[Exercise directions]:
Type out the records that follow, exactly as given.

Start

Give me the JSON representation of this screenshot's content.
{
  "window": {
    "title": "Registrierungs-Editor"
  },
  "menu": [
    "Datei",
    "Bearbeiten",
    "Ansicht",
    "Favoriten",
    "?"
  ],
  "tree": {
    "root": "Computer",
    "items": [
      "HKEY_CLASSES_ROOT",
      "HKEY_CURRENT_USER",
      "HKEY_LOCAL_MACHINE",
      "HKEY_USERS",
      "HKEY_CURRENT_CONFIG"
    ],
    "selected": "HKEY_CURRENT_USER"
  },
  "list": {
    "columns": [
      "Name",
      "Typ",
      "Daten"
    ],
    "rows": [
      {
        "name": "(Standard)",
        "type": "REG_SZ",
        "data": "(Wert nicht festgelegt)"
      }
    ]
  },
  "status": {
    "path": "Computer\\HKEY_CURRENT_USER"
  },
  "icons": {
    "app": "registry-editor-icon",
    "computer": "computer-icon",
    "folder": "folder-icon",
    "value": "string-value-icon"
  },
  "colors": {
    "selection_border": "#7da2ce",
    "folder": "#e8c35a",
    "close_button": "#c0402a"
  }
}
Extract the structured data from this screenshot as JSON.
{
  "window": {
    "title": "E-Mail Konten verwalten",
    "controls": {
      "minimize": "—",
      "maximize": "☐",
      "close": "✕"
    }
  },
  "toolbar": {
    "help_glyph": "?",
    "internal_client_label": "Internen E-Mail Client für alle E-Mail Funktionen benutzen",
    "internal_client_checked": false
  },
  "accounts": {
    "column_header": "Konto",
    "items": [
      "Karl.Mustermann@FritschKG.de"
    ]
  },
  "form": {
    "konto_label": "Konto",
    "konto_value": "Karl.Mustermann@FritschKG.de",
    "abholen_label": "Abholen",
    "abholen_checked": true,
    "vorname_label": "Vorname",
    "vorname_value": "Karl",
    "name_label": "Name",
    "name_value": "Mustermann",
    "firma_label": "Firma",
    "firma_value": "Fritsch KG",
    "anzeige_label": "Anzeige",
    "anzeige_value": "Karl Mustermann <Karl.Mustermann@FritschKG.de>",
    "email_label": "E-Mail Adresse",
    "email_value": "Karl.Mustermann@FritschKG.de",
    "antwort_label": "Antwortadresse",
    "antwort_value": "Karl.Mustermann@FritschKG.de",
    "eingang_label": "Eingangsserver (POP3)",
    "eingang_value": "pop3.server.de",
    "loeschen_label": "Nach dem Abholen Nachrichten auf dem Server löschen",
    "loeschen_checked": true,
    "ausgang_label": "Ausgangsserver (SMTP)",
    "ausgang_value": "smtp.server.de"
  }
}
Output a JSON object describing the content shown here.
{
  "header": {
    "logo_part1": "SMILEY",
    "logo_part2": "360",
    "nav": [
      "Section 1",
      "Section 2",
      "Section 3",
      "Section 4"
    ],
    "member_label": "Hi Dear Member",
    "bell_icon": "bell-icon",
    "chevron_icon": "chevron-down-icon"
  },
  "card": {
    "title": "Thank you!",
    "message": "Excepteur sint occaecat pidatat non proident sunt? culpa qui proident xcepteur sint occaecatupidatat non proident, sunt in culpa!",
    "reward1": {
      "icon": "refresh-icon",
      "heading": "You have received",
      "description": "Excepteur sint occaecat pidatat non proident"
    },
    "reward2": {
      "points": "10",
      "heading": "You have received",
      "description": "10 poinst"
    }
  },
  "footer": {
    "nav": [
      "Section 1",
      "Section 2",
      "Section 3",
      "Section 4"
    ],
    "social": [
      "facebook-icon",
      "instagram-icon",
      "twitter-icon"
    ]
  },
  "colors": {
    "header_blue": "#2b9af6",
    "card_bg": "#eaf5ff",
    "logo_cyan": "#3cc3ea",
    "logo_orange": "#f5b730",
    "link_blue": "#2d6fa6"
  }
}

End

[Task solution]:
Give me the JSON representation of this screenshot's content.
{
  "window": {
    "title": "Registrierungs-Editor"
  },
  "menu": [
    "Datei",
    "Bearbeiten",
    "Ansicht",
    "Favoriten",
    "?"
  ],
  "tree": {
    "root": "Computer",
    "items": [
      "HKEY_CLASSES_ROOT",
      "HKEY_CURRENT_USER",
      "HKEY_LOCAL_MACHINE",
      "HKEY_USERS",
      "HKEY_CURRENT_CONFIG"
    ],
    "selected": "HKEY_CURRENT_USER"
  },
  "list": {
    "columns": [
      "Name",
      "Typ",
      "Daten"
    ],
    "rows": [
      {
        "name": "(Standard)",
        "type": "REG_SZ",
        "data": "(Wert nicht festgelegt)"
      }
    ]
  },
  "status": {
    "path": "Computer\\HKEY_CURRENT_USER"
  },
  "icons": {
    "app": "registry-editor-icon",
    "computer": "computer-icon",
    "folder": "folder-icon",
    "value": "string-value-icon"
  },
  "colors": {
    "selection_border": "#7da2ce",
    "folder": "#e8c35a",
    "close_button": "#c0402a"
  }
}
Extract the structured data from this screenshot as JSON.
{
  "window": {
    "title": "E-Mail Konten verwalten",
    "controls": {
      "minimize": "—",
      "maximize": "☐",
      "close": "✕"
    }
  },
  "toolbar": {
    "help_glyph": "?",
    "internal_client_label": "Internen E-Mail Client für alle E-Mail Funktionen benutzen",
    "internal_client_checked": false
  },
  "accounts": {
    "column_header": "Konto",
    "items": [
      "Karl.Mustermann@FritschKG.de"
    ]
  },
  "form": {
    "konto_label": "Konto",
    "konto_value": "Karl.Mustermann@FritschKG.de",
    "abholen_label": "Abholen",
    "abholen_checked": true,
    "vorname_label": "Vorname",
    "vorname_value": "Karl",
    "name_label": "Name",
    "name_value": "Mustermann",
    "firma_label": "Firma",
    "firma_value": "Fritsch KG",
    "anzeige_label": "Anzeige",
    "anzeige_value": "Karl Mustermann <Karl.Mustermann@FritschKG.de>",
    "email_label": "E-Mail Adresse",
    "email_value": "Karl.Mustermann@FritschKG.de",
    "antwort_label": "Antwortadresse",
    "antwort_value": "Karl.Mustermann@FritschKG.de",
    "eingang_label": "Eingangsserver (POP3)",
    "eingang_value": "pop3.server.de",
    "loeschen_label": "Nach dem Abholen Nachrichten auf dem Server löschen",
    "loeschen_checked": true,
    "ausgang_label": "Ausgangsserver (SMTP)",
    "ausgang_value": "smtp.server.de"
  }
}
Output a JSON object describing the content shown here.
{
  "header": {
    "logo_part1": "SMILEY",
    "logo_part2": "360",
    "nav": [
      "Section 1",
      "Section 2",
      "Section 3",
      "Section 4"
    ],
    "member_label": "Hi Dear Member",
    "bell_icon": "bell-icon",
    "chevron_icon": "chevron-down-icon"
  },
  "card": {
    "title": "Thank you!",
    "message": "Excepteur sint occaecat pidatat non proident sunt? culpa qui proident xcepteur sint occaecatupidatat non proident, sunt in culpa!",
    "reward1": {
      "icon": "refresh-icon",
      "heading": "You have received",
      "description": "Excepteur sint occaecat pidatat non proident"
    },
    "reward2": {
      "points": "10",
      "heading": "You have received",
      "description": "10 poinst"
    }
  },
  "footer": {
    "nav": [
      "Section 1",
      "Section 2",
      "Section 3",
      "Section 4"
    ],
    "social": [
      "facebook-icon",
      "instagram-icon",
      "twitter-icon"
    ]
  },
  "colors": {
    "header_blue": "#2b9af6",
    "card_bg": "#eaf5ff",
    "logo_cyan": "#3cc3ea",
    "logo_orange": "#f5b730",
    "link_blue": "#2d6fa6"
  }
}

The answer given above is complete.